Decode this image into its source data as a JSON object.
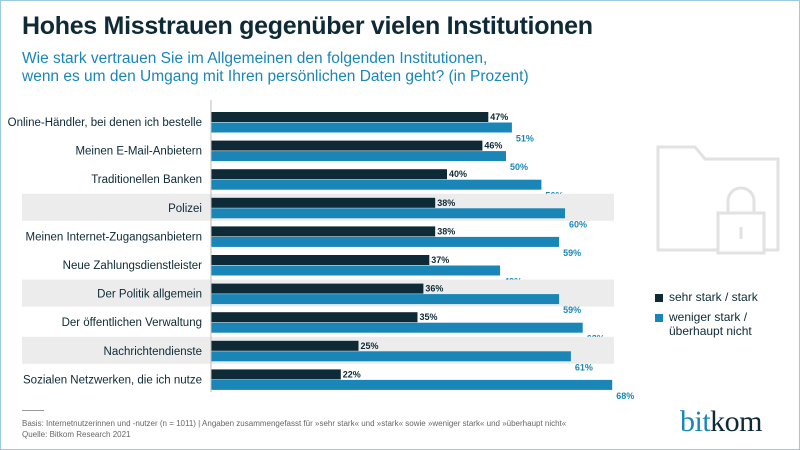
{
  "title": "Hohes Misstrauen gegenüber vielen Institutionen",
  "subtitle_line1": "Wie stark vertrauen Sie im Allgemeinen den folgenden Institutionen,",
  "subtitle_line2": "wenn es um den Umgang mit Ihren persönlichen Daten geht? (in Prozent)",
  "chart_data": {
    "type": "bar",
    "orientation": "horizontal",
    "categories": [
      "Online-Händler, bei denen ich bestelle",
      "Meinen E-Mail-Anbietern",
      "Traditionellen Banken",
      "Polizei",
      "Meinen Internet-Zugangsanbietern",
      "Neue Zahlungsdienstleister",
      "Der Politik allgemein",
      "Der öffentlichen Verwaltung",
      "Nachrichtendienste",
      "Sozialen Netzwerken, die ich nutze"
    ],
    "series": [
      {
        "name": "sehr stark / stark",
        "color": "#0d2a36",
        "values": [
          47,
          46,
          40,
          38,
          38,
          37,
          36,
          35,
          25,
          22
        ]
      },
      {
        "name": "weniger stark / überhaupt nicht",
        "color": "#1a86b8",
        "values": [
          51,
          50,
          56,
          60,
          59,
          49,
          59,
          63,
          61,
          68
        ]
      }
    ],
    "value_suffix": "%",
    "shaded_rows": [
      "Polizei",
      "Der Politik allgemein",
      "Nachrichtendienste"
    ],
    "grid": false,
    "legend_position": "right"
  },
  "legend": {
    "item1": "sehr stark / stark",
    "item2_line1": "weniger stark /",
    "item2_line2": "überhaupt nicht"
  },
  "footer": {
    "basis": "Basis: Internetnutzerinnen und -nutzer (n = 1011) | Angaben zusammengefasst für »sehr stark« und  »stark« sowie »weniger stark« und »überhaupt nicht«",
    "source": "Quelle: Bitkom Research 2021"
  },
  "logo": {
    "part1": "bit",
    "part2": "kom"
  }
}
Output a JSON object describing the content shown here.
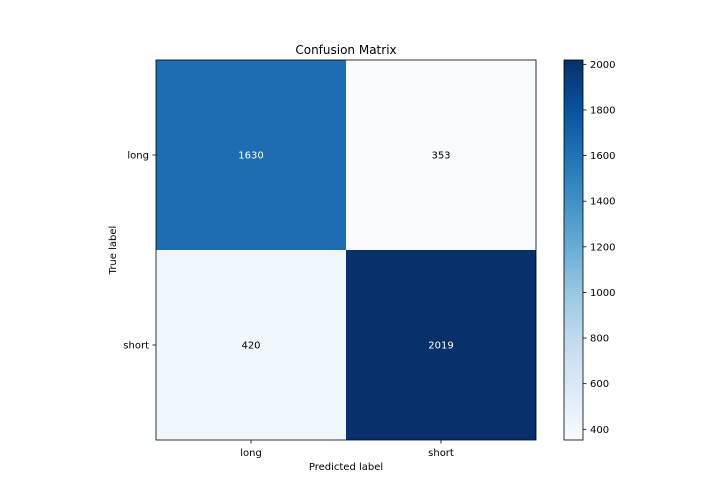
{
  "chart_data": {
    "type": "heatmap",
    "title": "Confusion Matrix",
    "xlabel": "Predicted label",
    "ylabel": "True label",
    "x_categories": [
      "long",
      "short"
    ],
    "y_categories": [
      "long",
      "short"
    ],
    "values": [
      [
        1630,
        353
      ],
      [
        420,
        2019
      ]
    ],
    "colormap": "Blues",
    "colorbar": {
      "range": [
        353,
        2019
      ],
      "ticks": [
        400,
        600,
        800,
        1000,
        1200,
        1400,
        1600,
        1800,
        2000
      ],
      "tick_labels": [
        "400",
        "600",
        "800",
        "1000",
        "1200",
        "1400",
        "1600",
        "1800",
        "2000"
      ]
    },
    "grid": false
  }
}
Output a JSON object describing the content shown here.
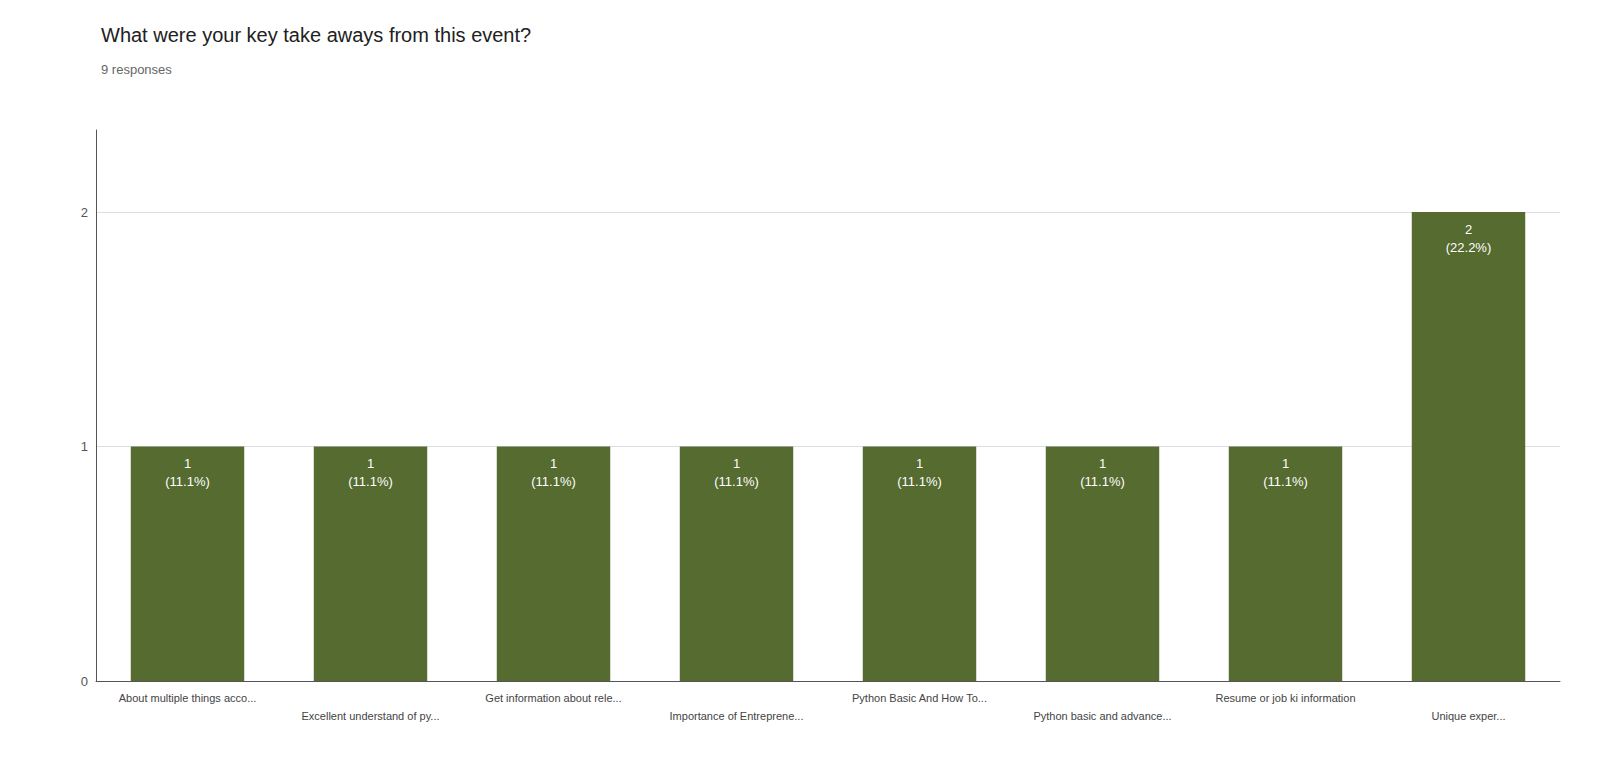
{
  "chart_data": {
    "type": "bar",
    "title": "What were your key take aways from this event?",
    "subtitle": "9 responses",
    "categories": [
      "About multiple things acco...",
      "Excellent understand of py...",
      "Get information about rele...",
      "Importance of Entreprene...",
      "Python Basic And How To...",
      "Python basic and advance...",
      "Resume or job ki information",
      "Unique exper..."
    ],
    "values": [
      1,
      1,
      1,
      1,
      1,
      1,
      1,
      2
    ],
    "value_labels": [
      "1\n(11.1%)",
      "1\n(11.1%)",
      "1\n(11.1%)",
      "1\n(11.1%)",
      "1\n(11.1%)",
      "1\n(11.1%)",
      "1\n(11.1%)",
      "2\n(22.2%)"
    ],
    "data_labels": true,
    "color": "#556B2F",
    "ylim": [
      0,
      2.35
    ],
    "yticks": [
      0,
      1,
      2
    ],
    "grid": true
  }
}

What the task requires – All the records above need to be given again word for word. Skip the pictures.

Finished answer –
Decode this image into its source data as a JSON object.
{
  "title": "Hohes Misstrauen gegenüber vielen Institutionen",
  "subtitle_line1": "Wie stark vertrauen Sie im Allgemeinen den folgenden Institutionen,",
  "subtitle_line2": "wenn es um den Umgang mit Ihren persönlichen Daten geht? (in Prozent)",
  "chart_data": {
    "type": "bar",
    "orientation": "horizontal",
    "categories": [
      "Online-Händler, bei denen ich bestelle",
      "Meinen E-Mail-Anbietern",
      "Traditionellen Banken",
      "Polizei",
      "Meinen Internet-Zugangsanbietern",
      "Neue Zahlungsdienstleister",
      "Der Politik allgemein",
      "Der öffentlichen Verwaltung",
      "Nachrichtendienste",
      "Sozialen Netzwerken, die ich nutze"
    ],
    "series": [
      {
        "name": "sehr stark / stark",
        "color": "#0d2a36",
        "values": [
          47,
          46,
          40,
          38,
          38,
          37,
          36,
          35,
          25,
          22
        ]
      },
      {
        "name": "weniger stark / überhaupt nicht",
        "color": "#1a86b8",
        "values": [
          51,
          50,
          56,
          60,
          59,
          49,
          59,
          63,
          61,
          68
        ]
      }
    ],
    "value_suffix": "%",
    "shaded_rows": [
      "Polizei",
      "Der Politik allgemein",
      "Nachrichtendienste"
    ],
    "grid": false,
    "legend_position": "right"
  },
  "legend": {
    "item1": "sehr stark / stark",
    "item2_line1": "weniger stark /",
    "item2_line2": "überhaupt nicht"
  },
  "footer": {
    "basis": "Basis: Internetnutzerinnen und -nutzer (n = 1011) | Angaben zusammengefasst für »sehr stark« und  »stark« sowie »weniger stark« und »überhaupt nicht«",
    "source": "Quelle: Bitkom Research 2021"
  },
  "logo": {
    "part1": "bit",
    "part2": "kom"
  }
}
Output a JSON object describing the content shown here.
{
  "chart_data": {
    "type": "heatmap",
    "title": "Confusion Matrix",
    "xlabel": "Predicted label",
    "ylabel": "True label",
    "x_categories": [
      "long",
      "short"
    ],
    "y_categories": [
      "long",
      "short"
    ],
    "values": [
      [
        1630,
        353
      ],
      [
        420,
        2019
      ]
    ],
    "colormap": "Blues",
    "colorbar": {
      "range": [
        353,
        2019
      ],
      "ticks": [
        400,
        600,
        800,
        1000,
        1200,
        1400,
        1600,
        1800,
        2000
      ],
      "tick_labels": [
        "400",
        "600",
        "800",
        "1000",
        "1200",
        "1400",
        "1600",
        "1800",
        "2000"
      ]
    },
    "grid": false
  }
}
Output a JSON object describing the content shown here.
{
  "chart_data": {
    "type": "bar",
    "title": "What were your key take aways from this event?",
    "subtitle": "9 responses",
    "categories": [
      "About multiple things acco...",
      "Excellent understand of py...",
      "Get information about rele...",
      "Importance of Entreprene...",
      "Python Basic And How To...",
      "Python basic and advance...",
      "Resume or job ki information",
      "Unique exper..."
    ],
    "values": [
      1,
      1,
      1,
      1,
      1,
      1,
      1,
      2
    ],
    "value_labels": [
      "1\n(11.1%)",
      "1\n(11.1%)",
      "1\n(11.1%)",
      "1\n(11.1%)",
      "1\n(11.1%)",
      "1\n(11.1%)",
      "1\n(11.1%)",
      "2\n(22.2%)"
    ],
    "data_labels": true,
    "color": "#556B2F",
    "ylim": [
      0,
      2.35
    ],
    "yticks": [
      0,
      1,
      2
    ],
    "grid": true
  }
}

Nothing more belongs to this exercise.